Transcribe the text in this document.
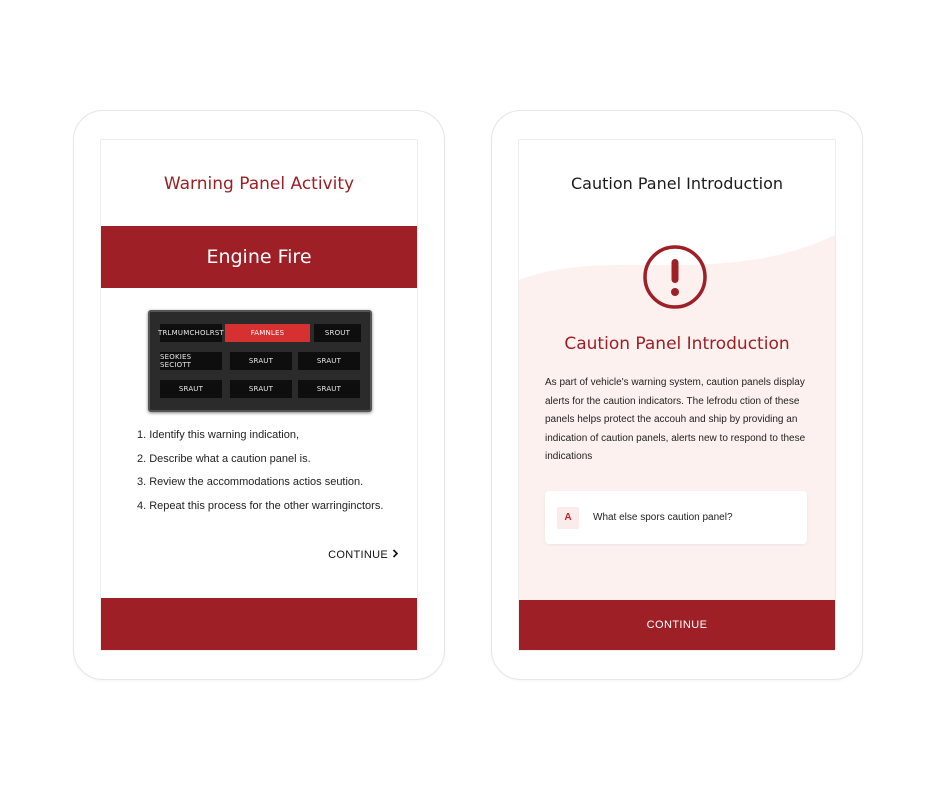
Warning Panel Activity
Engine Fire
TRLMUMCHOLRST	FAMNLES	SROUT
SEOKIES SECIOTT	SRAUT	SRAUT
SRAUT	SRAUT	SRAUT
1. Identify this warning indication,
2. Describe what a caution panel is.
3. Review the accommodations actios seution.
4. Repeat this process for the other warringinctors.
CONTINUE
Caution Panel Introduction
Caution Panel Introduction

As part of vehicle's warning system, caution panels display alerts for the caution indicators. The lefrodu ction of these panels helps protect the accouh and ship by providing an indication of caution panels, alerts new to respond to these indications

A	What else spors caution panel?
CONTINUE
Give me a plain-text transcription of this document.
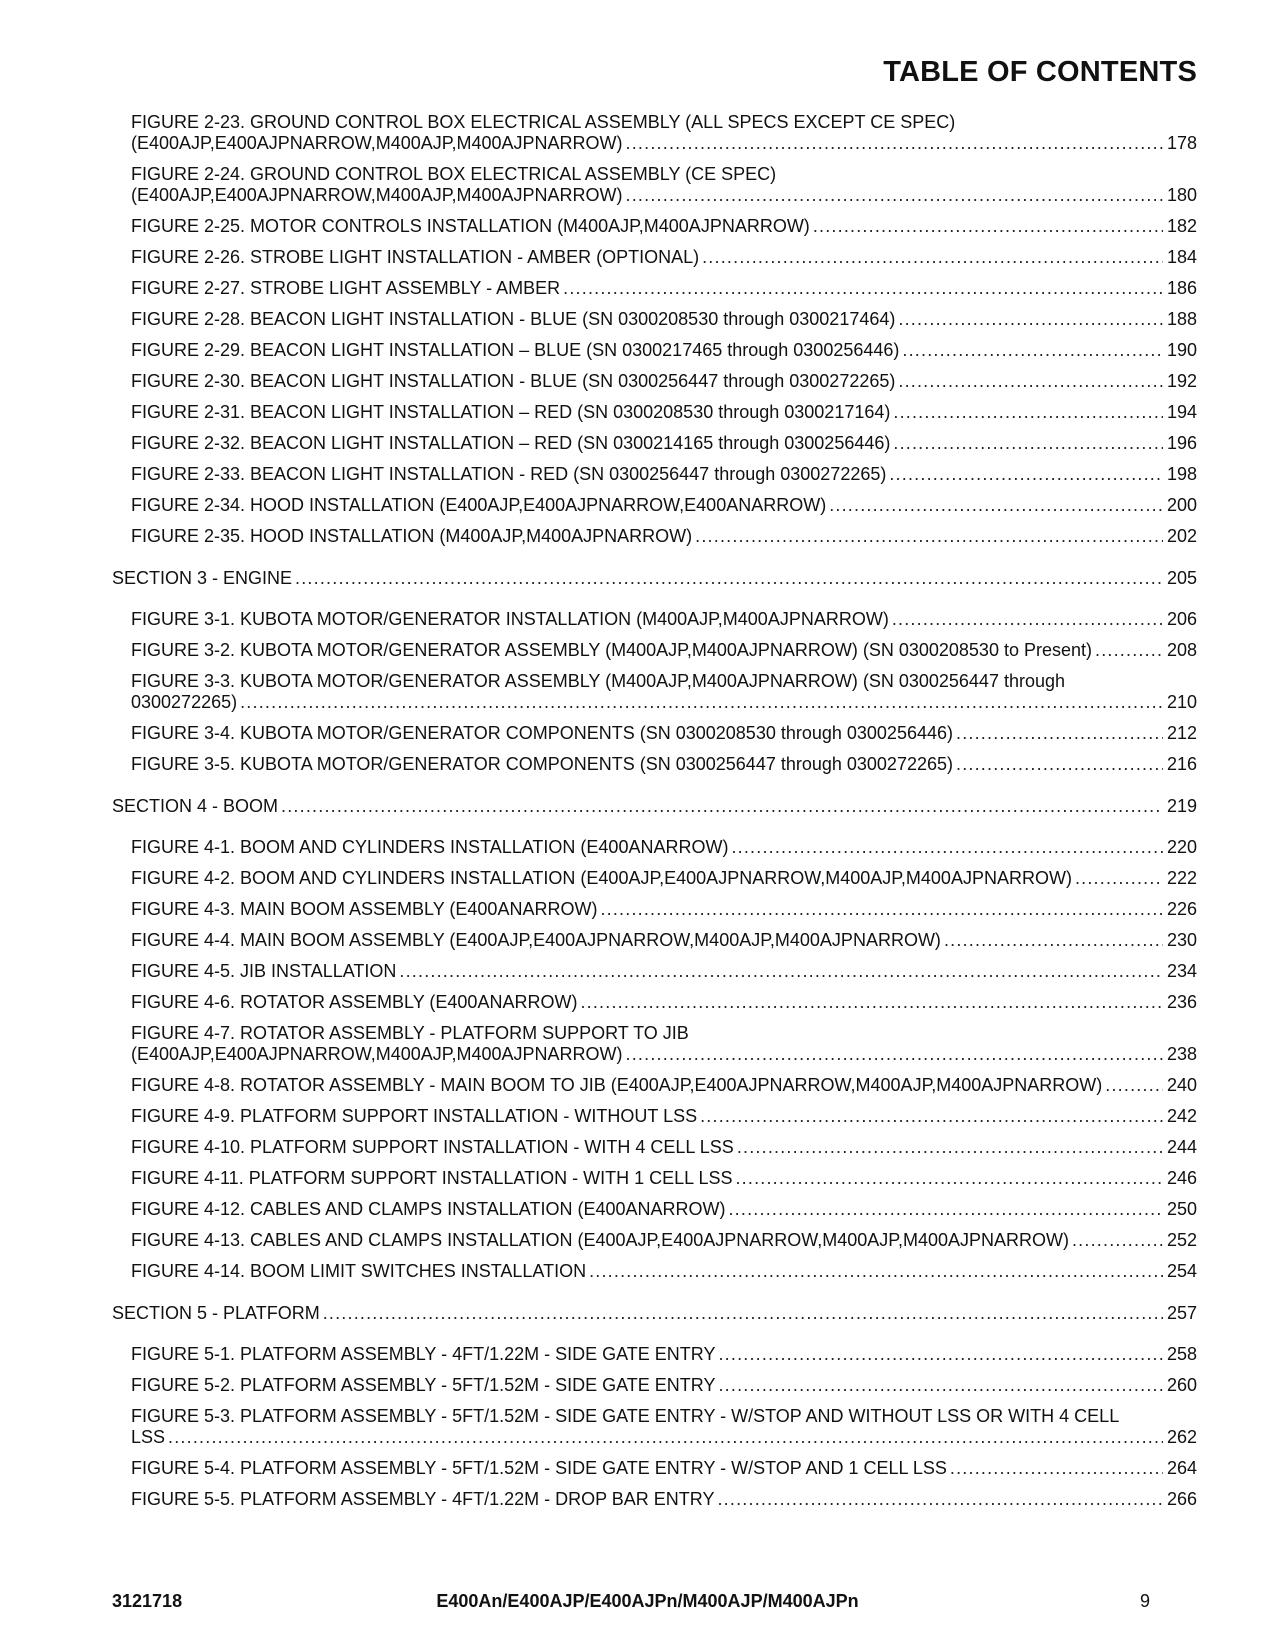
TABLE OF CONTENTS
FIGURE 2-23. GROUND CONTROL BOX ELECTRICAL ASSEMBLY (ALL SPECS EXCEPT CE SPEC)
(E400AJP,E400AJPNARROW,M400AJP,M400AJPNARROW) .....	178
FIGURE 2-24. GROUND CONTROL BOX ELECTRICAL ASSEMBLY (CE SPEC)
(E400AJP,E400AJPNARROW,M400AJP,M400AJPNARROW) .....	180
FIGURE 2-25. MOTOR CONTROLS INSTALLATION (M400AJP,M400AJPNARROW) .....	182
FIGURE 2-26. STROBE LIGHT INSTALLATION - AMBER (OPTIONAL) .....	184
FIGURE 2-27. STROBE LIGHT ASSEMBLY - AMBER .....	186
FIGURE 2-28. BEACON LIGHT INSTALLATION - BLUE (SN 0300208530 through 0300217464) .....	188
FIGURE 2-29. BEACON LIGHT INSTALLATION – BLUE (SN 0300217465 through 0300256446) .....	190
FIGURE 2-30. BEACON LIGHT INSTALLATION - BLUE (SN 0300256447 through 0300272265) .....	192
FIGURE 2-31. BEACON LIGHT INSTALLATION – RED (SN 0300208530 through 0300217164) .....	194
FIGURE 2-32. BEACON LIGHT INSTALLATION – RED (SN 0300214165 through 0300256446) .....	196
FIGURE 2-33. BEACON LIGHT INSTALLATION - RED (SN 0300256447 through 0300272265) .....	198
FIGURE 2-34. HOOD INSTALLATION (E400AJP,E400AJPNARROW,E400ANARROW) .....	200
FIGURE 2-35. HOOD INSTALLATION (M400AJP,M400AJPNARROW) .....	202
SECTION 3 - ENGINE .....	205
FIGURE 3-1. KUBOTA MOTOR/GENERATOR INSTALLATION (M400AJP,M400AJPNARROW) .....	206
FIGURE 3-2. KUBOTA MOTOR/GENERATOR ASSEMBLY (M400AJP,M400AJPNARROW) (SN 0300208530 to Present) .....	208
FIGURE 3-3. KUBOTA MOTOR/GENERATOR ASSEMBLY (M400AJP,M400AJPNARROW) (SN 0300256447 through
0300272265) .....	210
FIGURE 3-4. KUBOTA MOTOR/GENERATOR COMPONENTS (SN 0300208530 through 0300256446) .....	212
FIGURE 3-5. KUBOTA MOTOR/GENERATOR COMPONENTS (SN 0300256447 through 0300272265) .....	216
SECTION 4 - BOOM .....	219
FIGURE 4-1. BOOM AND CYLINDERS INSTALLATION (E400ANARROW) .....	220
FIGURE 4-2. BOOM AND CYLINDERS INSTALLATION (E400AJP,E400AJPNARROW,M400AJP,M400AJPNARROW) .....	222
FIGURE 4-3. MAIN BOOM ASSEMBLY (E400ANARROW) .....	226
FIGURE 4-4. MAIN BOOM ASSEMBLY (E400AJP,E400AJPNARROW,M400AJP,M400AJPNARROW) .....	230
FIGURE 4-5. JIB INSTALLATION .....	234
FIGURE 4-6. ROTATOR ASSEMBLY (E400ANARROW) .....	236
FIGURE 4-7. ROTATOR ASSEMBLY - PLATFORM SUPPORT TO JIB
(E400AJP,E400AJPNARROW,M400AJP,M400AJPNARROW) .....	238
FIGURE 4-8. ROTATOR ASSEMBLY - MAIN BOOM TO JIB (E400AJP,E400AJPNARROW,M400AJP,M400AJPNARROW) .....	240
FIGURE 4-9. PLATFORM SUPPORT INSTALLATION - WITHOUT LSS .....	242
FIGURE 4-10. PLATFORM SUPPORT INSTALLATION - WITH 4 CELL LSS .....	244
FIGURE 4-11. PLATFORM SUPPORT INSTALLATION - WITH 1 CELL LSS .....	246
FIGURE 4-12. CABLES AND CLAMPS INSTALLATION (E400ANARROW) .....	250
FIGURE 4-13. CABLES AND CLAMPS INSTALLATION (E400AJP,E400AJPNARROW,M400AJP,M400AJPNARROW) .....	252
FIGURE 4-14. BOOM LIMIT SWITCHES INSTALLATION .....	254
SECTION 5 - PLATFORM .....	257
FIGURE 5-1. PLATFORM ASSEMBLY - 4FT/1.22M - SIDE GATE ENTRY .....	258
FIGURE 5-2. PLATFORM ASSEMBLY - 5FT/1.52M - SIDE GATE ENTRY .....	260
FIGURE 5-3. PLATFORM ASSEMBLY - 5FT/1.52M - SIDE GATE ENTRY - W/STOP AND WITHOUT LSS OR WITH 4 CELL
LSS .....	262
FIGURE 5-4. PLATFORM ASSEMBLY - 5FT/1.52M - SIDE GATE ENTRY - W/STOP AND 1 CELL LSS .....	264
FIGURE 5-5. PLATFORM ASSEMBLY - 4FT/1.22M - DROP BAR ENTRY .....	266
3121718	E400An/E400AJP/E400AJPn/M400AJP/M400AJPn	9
____
THE TASK » Pictures in the records must not appear in the copy; transcribe everything else precisely.

THE RESPONSE »
Transcribe the text in this document.
Warning Panel Activity
Engine Fire
TRLMUMCHOLRST	FAMNLES	SROUT
SEOKIES SECIOTT	SRAUT	SRAUT
SRAUT	SRAUT	SRAUT
1. Identify this warning indication,
2. Describe what a caution panel is.
3. Review the accommodations actios seution.
4. Repeat this process for the other warringinctors.
CONTINUE
Caution Panel Introduction
Caution Panel Introduction

As part of vehicle's warning system, caution panels display alerts for the caution indicators. The lefrodu ction of these panels helps protect the accouh and ship by providing an indication of caution panels, alerts new to respond to these indications

A	What else spors caution panel?
CONTINUE
Give me a plain-text transcription of this document.
TABLE OF CONTENTS
FIGURE 2-23. GROUND CONTROL BOX ELECTRICAL ASSEMBLY (ALL SPECS EXCEPT CE SPEC)
(E400AJP,E400AJPNARROW,M400AJP,M400AJPNARROW) .....	178
FIGURE 2-24. GROUND CONTROL BOX ELECTRICAL ASSEMBLY (CE SPEC)
(E400AJP,E400AJPNARROW,M400AJP,M400AJPNARROW) .....	180
FIGURE 2-25. MOTOR CONTROLS INSTALLATION (M400AJP,M400AJPNARROW) .....	182
FIGURE 2-26. STROBE LIGHT INSTALLATION - AMBER (OPTIONAL) .....	184
FIGURE 2-27. STROBE LIGHT ASSEMBLY - AMBER .....	186
FIGURE 2-28. BEACON LIGHT INSTALLATION - BLUE (SN 0300208530 through 0300217464) .....	188
FIGURE 2-29. BEACON LIGHT INSTALLATION – BLUE (SN 0300217465 through 0300256446) .....	190
FIGURE 2-30. BEACON LIGHT INSTALLATION - BLUE (SN 0300256447 through 0300272265) .....	192
FIGURE 2-31. BEACON LIGHT INSTALLATION – RED (SN 0300208530 through 0300217164) .....	194
FIGURE 2-32. BEACON LIGHT INSTALLATION – RED (SN 0300214165 through 0300256446) .....	196
FIGURE 2-33. BEACON LIGHT INSTALLATION - RED (SN 0300256447 through 0300272265) .....	198
FIGURE 2-34. HOOD INSTALLATION (E400AJP,E400AJPNARROW,E400ANARROW) .....	200
FIGURE 2-35. HOOD INSTALLATION (M400AJP,M400AJPNARROW) .....	202
SECTION 3 - ENGINE .....	205
FIGURE 3-1. KUBOTA MOTOR/GENERATOR INSTALLATION (M400AJP,M400AJPNARROW) .....	206
FIGURE 3-2. KUBOTA MOTOR/GENERATOR ASSEMBLY (M400AJP,M400AJPNARROW) (SN 0300208530 to Present) .....	208
FIGURE 3-3. KUBOTA MOTOR/GENERATOR ASSEMBLY (M400AJP,M400AJPNARROW) (SN 0300256447 through
0300272265) .....	210
FIGURE 3-4. KUBOTA MOTOR/GENERATOR COMPONENTS (SN 0300208530 through 0300256446) .....	212
FIGURE 3-5. KUBOTA MOTOR/GENERATOR COMPONENTS (SN 0300256447 through 0300272265) .....	216
SECTION 4 - BOOM .....	219
FIGURE 4-1. BOOM AND CYLINDERS INSTALLATION (E400ANARROW) .....	220
FIGURE 4-2. BOOM AND CYLINDERS INSTALLATION (E400AJP,E400AJPNARROW,M400AJP,M400AJPNARROW) .....	222
FIGURE 4-3. MAIN BOOM ASSEMBLY (E400ANARROW) .....	226
FIGURE 4-4. MAIN BOOM ASSEMBLY (E400AJP,E400AJPNARROW,M400AJP,M400AJPNARROW) .....	230
FIGURE 4-5. JIB INSTALLATION .....	234
FIGURE 4-6. ROTATOR ASSEMBLY (E400ANARROW) .....	236
FIGURE 4-7. ROTATOR ASSEMBLY - PLATFORM SUPPORT TO JIB
(E400AJP,E400AJPNARROW,M400AJP,M400AJPNARROW) .....	238
FIGURE 4-8. ROTATOR ASSEMBLY - MAIN BOOM TO JIB (E400AJP,E400AJPNARROW,M400AJP,M400AJPNARROW) .....	240
FIGURE 4-9. PLATFORM SUPPORT INSTALLATION - WITHOUT LSS .....	242
FIGURE 4-10. PLATFORM SUPPORT INSTALLATION - WITH 4 CELL LSS .....	244
FIGURE 4-11. PLATFORM SUPPORT INSTALLATION - WITH 1 CELL LSS .....	246
FIGURE 4-12. CABLES AND CLAMPS INSTALLATION (E400ANARROW) .....	250
FIGURE 4-13. CABLES AND CLAMPS INSTALLATION (E400AJP,E400AJPNARROW,M400AJP,M400AJPNARROW) .....	252
FIGURE 4-14. BOOM LIMIT SWITCHES INSTALLATION .....	254
SECTION 5 - PLATFORM .....	257
FIGURE 5-1. PLATFORM ASSEMBLY - 4FT/1.22M - SIDE GATE ENTRY .....	258
FIGURE 5-2. PLATFORM ASSEMBLY - 5FT/1.52M - SIDE GATE ENTRY .....	260
FIGURE 5-3. PLATFORM ASSEMBLY - 5FT/1.52M - SIDE GATE ENTRY - W/STOP AND WITHOUT LSS OR WITH 4 CELL
LSS .....	262
FIGURE 5-4. PLATFORM ASSEMBLY - 5FT/1.52M - SIDE GATE ENTRY - W/STOP AND 1 CELL LSS .....	264
FIGURE 5-5. PLATFORM ASSEMBLY - 4FT/1.22M - DROP BAR ENTRY .....	266
3121718	E400An/E400AJP/E400AJPn/M400AJP/M400AJPn	9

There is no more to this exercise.